TASK: Transcribe each line of the material as it is, and drop any picture.

INFORMATION SHOWN:
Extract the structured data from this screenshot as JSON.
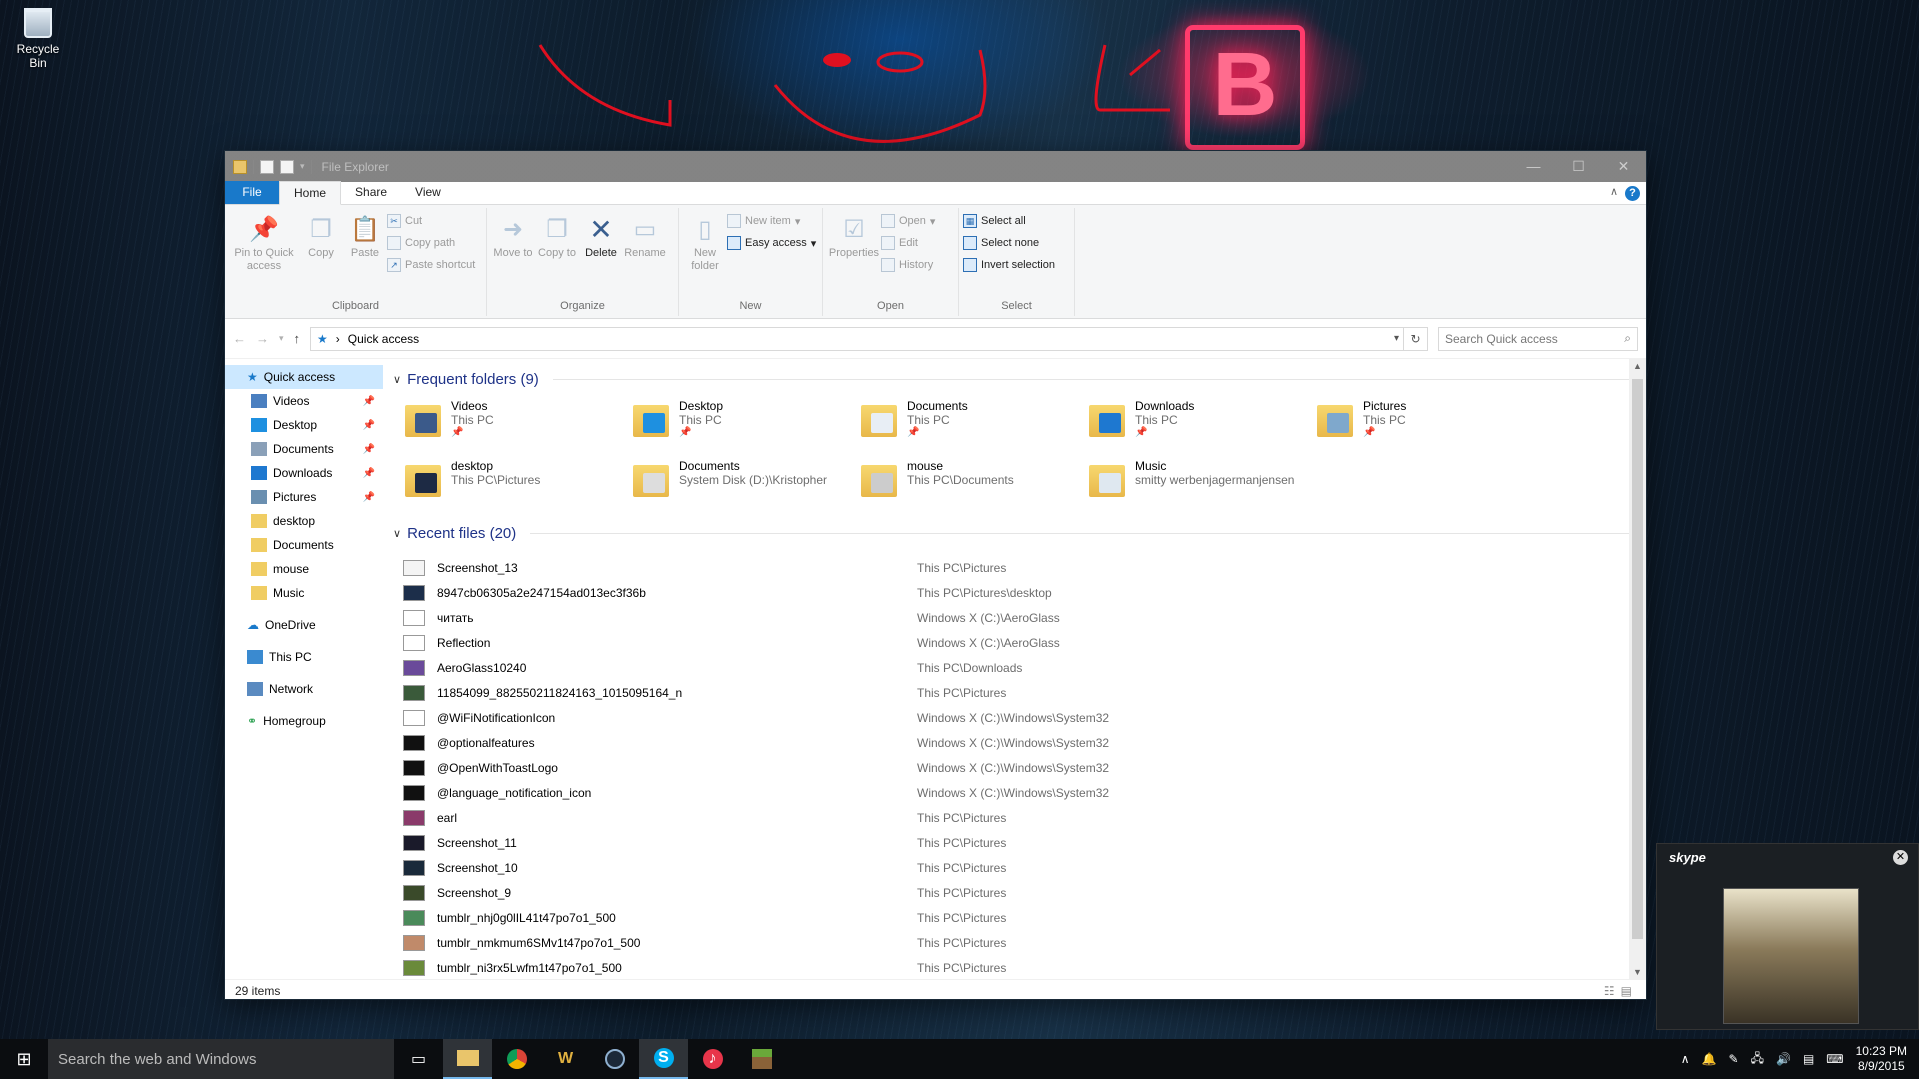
{
  "desktop": {
    "recycle_bin": "Recycle Bin",
    "neon_letter": "B"
  },
  "window": {
    "title": "File Explorer",
    "controls": {
      "minimize": "—",
      "maximize": "☐",
      "close": "✕"
    }
  },
  "ribbon_tabs": {
    "file": "File",
    "home": "Home",
    "share": "Share",
    "view": "View",
    "help": "?"
  },
  "ribbon": {
    "clipboard": {
      "name": "Clipboard",
      "pin": "Pin to Quick access",
      "copy": "Copy",
      "paste": "Paste",
      "cut": "Cut",
      "copy_path": "Copy path",
      "paste_shortcut": "Paste shortcut"
    },
    "organize": {
      "name": "Organize",
      "move_to": "Move to",
      "copy_to": "Copy to",
      "delete": "Delete",
      "rename": "Rename"
    },
    "new": {
      "name": "New",
      "new_folder": "New folder",
      "new_item": "New item",
      "easy_access": "Easy access"
    },
    "open": {
      "name": "Open",
      "properties": "Properties",
      "open": "Open",
      "edit": "Edit",
      "history": "History"
    },
    "select": {
      "name": "Select",
      "select_all": "Select all",
      "select_none": "Select none",
      "invert": "Invert selection"
    }
  },
  "address": {
    "path": "Quick access",
    "search_placeholder": "Search Quick access"
  },
  "nav": {
    "quick_access": "Quick access",
    "items": [
      {
        "label": "Videos",
        "pinned": true,
        "color": "#4a7fc0"
      },
      {
        "label": "Desktop",
        "pinned": true,
        "color": "#1e90e0"
      },
      {
        "label": "Documents",
        "pinned": true,
        "color": "#8aa0b8"
      },
      {
        "label": "Downloads",
        "pinned": true,
        "color": "#1e78d0"
      },
      {
        "label": "Pictures",
        "pinned": true,
        "color": "#6a8fb0"
      },
      {
        "label": "desktop",
        "pinned": false,
        "color": "#f0cd63"
      },
      {
        "label": "Documents",
        "pinned": false,
        "color": "#f0cd63"
      },
      {
        "label": "mouse",
        "pinned": false,
        "color": "#f0cd63"
      },
      {
        "label": "Music",
        "pinned": false,
        "color": "#f0cd63"
      }
    ],
    "onedrive": "OneDrive",
    "this_pc": "This PC",
    "network": "Network",
    "homegroup": "Homegroup"
  },
  "frequent": {
    "header": "Frequent folders (9)",
    "folders": [
      {
        "name": "Videos",
        "sub": "This PC",
        "pinned": true,
        "overlay": "#3b5a8a"
      },
      {
        "name": "Desktop",
        "sub": "This PC",
        "pinned": true,
        "overlay": "#1e90e0"
      },
      {
        "name": "Documents",
        "sub": "This PC",
        "pinned": true,
        "overlay": "#e8eef5"
      },
      {
        "name": "Downloads",
        "sub": "This PC",
        "pinned": true,
        "overlay": "#1e78d0"
      },
      {
        "name": "Pictures",
        "sub": "This PC",
        "pinned": true,
        "overlay": "#7fa8cc"
      },
      {
        "name": "desktop",
        "sub": "This PC\\Pictures",
        "pinned": false,
        "overlay": "#1d2a44"
      },
      {
        "name": "Documents",
        "sub": "System Disk (D:)\\Kristopher",
        "pinned": false,
        "overlay": "#ddd"
      },
      {
        "name": "mouse",
        "sub": "This PC\\Documents",
        "pinned": false,
        "overlay": "#ccc"
      },
      {
        "name": "Music",
        "sub": "smitty werbenjagermanjensen",
        "pinned": false,
        "overlay": "#dfe8f0"
      }
    ]
  },
  "recent": {
    "header": "Recent files (20)",
    "files": [
      {
        "name": "Screenshot_13",
        "path": "This PC\\Pictures",
        "thumb": "#f4f4f4"
      },
      {
        "name": "8947cb06305a2e247154ad013ec3f36b",
        "path": "This PC\\Pictures\\desktop",
        "thumb": "#1c2e4a"
      },
      {
        "name": "читать",
        "path": "Windows X (C:)\\AeroGlass",
        "thumb": "#ffffff"
      },
      {
        "name": "Reflection",
        "path": "Windows X (C:)\\AeroGlass",
        "thumb": "#ffffff"
      },
      {
        "name": "AeroGlass10240",
        "path": "This PC\\Downloads",
        "thumb": "#6a4a9a"
      },
      {
        "name": "11854099_882550211824163_1015095164_n",
        "path": "This PC\\Pictures",
        "thumb": "#3a5a3a"
      },
      {
        "name": "@WiFiNotificationIcon",
        "path": "Windows X (C:)\\Windows\\System32",
        "thumb": "#ffffff"
      },
      {
        "name": "@optionalfeatures",
        "path": "Windows X (C:)\\Windows\\System32",
        "thumb": "#111111"
      },
      {
        "name": "@OpenWithToastLogo",
        "path": "Windows X (C:)\\Windows\\System32",
        "thumb": "#111111"
      },
      {
        "name": "@language_notification_icon",
        "path": "Windows X (C:)\\Windows\\System32",
        "thumb": "#111111"
      },
      {
        "name": "earl",
        "path": "This PC\\Pictures",
        "thumb": "#8a3a6a"
      },
      {
        "name": "Screenshot_11",
        "path": "This PC\\Pictures",
        "thumb": "#1a1a2a"
      },
      {
        "name": "Screenshot_10",
        "path": "This PC\\Pictures",
        "thumb": "#1a2a3a"
      },
      {
        "name": "Screenshot_9",
        "path": "This PC\\Pictures",
        "thumb": "#3a4a2a"
      },
      {
        "name": "tumblr_nhj0g0lIL41t47po7o1_500",
        "path": "This PC\\Pictures",
        "thumb": "#4a8a5a"
      },
      {
        "name": "tumblr_nmkmum6SMv1t47po7o1_500",
        "path": "This PC\\Pictures",
        "thumb": "#c08a6a"
      },
      {
        "name": "tumblr_ni3rx5Lwfm1t47po7o1_500",
        "path": "This PC\\Pictures",
        "thumb": "#6a8a3a"
      }
    ]
  },
  "status": {
    "items": "29 items"
  },
  "skype": {
    "brand": "skype",
    "close": "✕"
  },
  "taskbar": {
    "search_placeholder": "Search the web and Windows",
    "apps": [
      "task-view",
      "file-explorer",
      "chrome",
      "wow",
      "steam",
      "skype",
      "itunes",
      "minecraft"
    ],
    "time": "10:23 PM",
    "date": "8/9/2015"
  }
}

EXPECTED OUTPUT:
Extract the structured data from this screenshot as JSON.
{
  "desktop": {
    "recycle_bin": "Recycle Bin",
    "neon_letter": "B"
  },
  "window": {
    "title": "File Explorer",
    "controls": {
      "minimize": "—",
      "maximize": "☐",
      "close": "✕"
    }
  },
  "ribbon_tabs": {
    "file": "File",
    "home": "Home",
    "share": "Share",
    "view": "View",
    "help": "?"
  },
  "ribbon": {
    "clipboard": {
      "name": "Clipboard",
      "pin": "Pin to Quick access",
      "copy": "Copy",
      "paste": "Paste",
      "cut": "Cut",
      "copy_path": "Copy path",
      "paste_shortcut": "Paste shortcut"
    },
    "organize": {
      "name": "Organize",
      "move_to": "Move to",
      "copy_to": "Copy to",
      "delete": "Delete",
      "rename": "Rename"
    },
    "new": {
      "name": "New",
      "new_folder": "New folder",
      "new_item": "New item",
      "easy_access": "Easy access"
    },
    "open": {
      "name": "Open",
      "properties": "Properties",
      "open": "Open",
      "edit": "Edit",
      "history": "History"
    },
    "select": {
      "name": "Select",
      "select_all": "Select all",
      "select_none": "Select none",
      "invert": "Invert selection"
    }
  },
  "address": {
    "path": "Quick access",
    "search_placeholder": "Search Quick access"
  },
  "nav": {
    "quick_access": "Quick access",
    "items": [
      {
        "label": "Videos",
        "pinned": true,
        "color": "#4a7fc0"
      },
      {
        "label": "Desktop",
        "pinned": true,
        "color": "#1e90e0"
      },
      {
        "label": "Documents",
        "pinned": true,
        "color": "#8aa0b8"
      },
      {
        "label": "Downloads",
        "pinned": true,
        "color": "#1e78d0"
      },
      {
        "label": "Pictures",
        "pinned": true,
        "color": "#6a8fb0"
      },
      {
        "label": "desktop",
        "pinned": false,
        "color": "#f0cd63"
      },
      {
        "label": "Documents",
        "pinned": false,
        "color": "#f0cd63"
      },
      {
        "label": "mouse",
        "pinned": false,
        "color": "#f0cd63"
      },
      {
        "label": "Music",
        "pinned": false,
        "color": "#f0cd63"
      }
    ],
    "onedrive": "OneDrive",
    "this_pc": "This PC",
    "network": "Network",
    "homegroup": "Homegroup"
  },
  "frequent": {
    "header": "Frequent folders (9)",
    "folders": [
      {
        "name": "Videos",
        "sub": "This PC",
        "pinned": true,
        "overlay": "#3b5a8a"
      },
      {
        "name": "Desktop",
        "sub": "This PC",
        "pinned": true,
        "overlay": "#1e90e0"
      },
      {
        "name": "Documents",
        "sub": "This PC",
        "pinned": true,
        "overlay": "#e8eef5"
      },
      {
        "name": "Downloads",
        "sub": "This PC",
        "pinned": true,
        "overlay": "#1e78d0"
      },
      {
        "name": "Pictures",
        "sub": "This PC",
        "pinned": true,
        "overlay": "#7fa8cc"
      },
      {
        "name": "desktop",
        "sub": "This PC\\Pictures",
        "pinned": false,
        "overlay": "#1d2a44"
      },
      {
        "name": "Documents",
        "sub": "System Disk (D:)\\Kristopher",
        "pinned": false,
        "overlay": "#ddd"
      },
      {
        "name": "mouse",
        "sub": "This PC\\Documents",
        "pinned": false,
        "overlay": "#ccc"
      },
      {
        "name": "Music",
        "sub": "smitty werbenjagermanjensen",
        "pinned": false,
        "overlay": "#dfe8f0"
      }
    ]
  },
  "recent": {
    "header": "Recent files (20)",
    "files": [
      {
        "name": "Screenshot_13",
        "path": "This PC\\Pictures",
        "thumb": "#f4f4f4"
      },
      {
        "name": "8947cb06305a2e247154ad013ec3f36b",
        "path": "This PC\\Pictures\\desktop",
        "thumb": "#1c2e4a"
      },
      {
        "name": "читать",
        "path": "Windows X (C:)\\AeroGlass",
        "thumb": "#ffffff"
      },
      {
        "name": "Reflection",
        "path": "Windows X (C:)\\AeroGlass",
        "thumb": "#ffffff"
      },
      {
        "name": "AeroGlass10240",
        "path": "This PC\\Downloads",
        "thumb": "#6a4a9a"
      },
      {
        "name": "11854099_882550211824163_1015095164_n",
        "path": "This PC\\Pictures",
        "thumb": "#3a5a3a"
      },
      {
        "name": "@WiFiNotificationIcon",
        "path": "Windows X (C:)\\Windows\\System32",
        "thumb": "#ffffff"
      },
      {
        "name": "@optionalfeatures",
        "path": "Windows X (C:)\\Windows\\System32",
        "thumb": "#111111"
      },
      {
        "name": "@OpenWithToastLogo",
        "path": "Windows X (C:)\\Windows\\System32",
        "thumb": "#111111"
      },
      {
        "name": "@language_notification_icon",
        "path": "Windows X (C:)\\Windows\\System32",
        "thumb": "#111111"
      },
      {
        "name": "earl",
        "path": "This PC\\Pictures",
        "thumb": "#8a3a6a"
      },
      {
        "name": "Screenshot_11",
        "path": "This PC\\Pictures",
        "thumb": "#1a1a2a"
      },
      {
        "name": "Screenshot_10",
        "path": "This PC\\Pictures",
        "thumb": "#1a2a3a"
      },
      {
        "name": "Screenshot_9",
        "path": "This PC\\Pictures",
        "thumb": "#3a4a2a"
      },
      {
        "name": "tumblr_nhj0g0lIL41t47po7o1_500",
        "path": "This PC\\Pictures",
        "thumb": "#4a8a5a"
      },
      {
        "name": "tumblr_nmkmum6SMv1t47po7o1_500",
        "path": "This PC\\Pictures",
        "thumb": "#c08a6a"
      },
      {
        "name": "tumblr_ni3rx5Lwfm1t47po7o1_500",
        "path": "This PC\\Pictures",
        "thumb": "#6a8a3a"
      }
    ]
  },
  "status": {
    "items": "29 items"
  },
  "skype": {
    "brand": "skype",
    "close": "✕"
  },
  "taskbar": {
    "search_placeholder": "Search the web and Windows",
    "apps": [
      "task-view",
      "file-explorer",
      "chrome",
      "wow",
      "steam",
      "skype",
      "itunes",
      "minecraft"
    ],
    "time": "10:23 PM",
    "date": "8/9/2015"
  }
}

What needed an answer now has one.